--- WHAT YOU SHOULD DO ---
Print out each record below, unaltered and complete, without its images.

==============================

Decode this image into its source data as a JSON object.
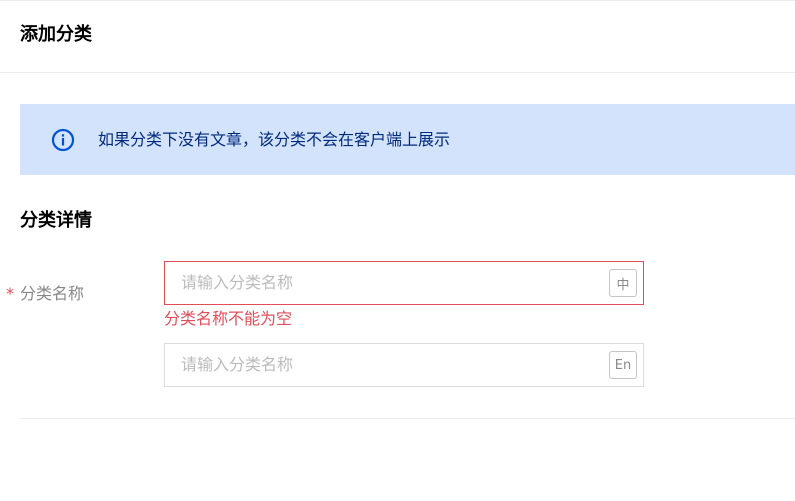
{
  "header": {
    "title": "添加分类"
  },
  "alert": {
    "icon": "info-icon",
    "text": "如果分类下没有文章，该分类不会在客户端上展示",
    "icon_color": "#0052d9",
    "background": "#d4e3fc"
  },
  "section": {
    "title": "分类详情"
  },
  "form": {
    "label_required_mark": "*",
    "label": "分类名称",
    "input_zh": {
      "placeholder": "请输入分类名称",
      "lang_badge": "中",
      "value": ""
    },
    "error": "分类名称不能为空",
    "input_en": {
      "placeholder": "请输入分类名称",
      "lang_badge": "En",
      "value": ""
    }
  },
  "colors": {
    "error": "#e34d59",
    "border": "#dcdcdc",
    "placeholder": "#bbbbbb"
  }
}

==============================

--- SOLVED PROBLEM ---
Decode this image into its source data as a JSON object.
{
  "header": {
    "title": "添加分类"
  },
  "alert": {
    "icon": "info-icon",
    "text": "如果分类下没有文章，该分类不会在客户端上展示",
    "icon_color": "#0052d9",
    "background": "#d4e3fc"
  },
  "section": {
    "title": "分类详情"
  },
  "form": {
    "label_required_mark": "*",
    "label": "分类名称",
    "input_zh": {
      "placeholder": "请输入分类名称",
      "lang_badge": "中",
      "value": ""
    },
    "error": "分类名称不能为空",
    "input_en": {
      "placeholder": "请输入分类名称",
      "lang_badge": "En",
      "value": ""
    }
  },
  "colors": {
    "error": "#e34d59",
    "border": "#dcdcdc",
    "placeholder": "#bbbbbb"
  }
}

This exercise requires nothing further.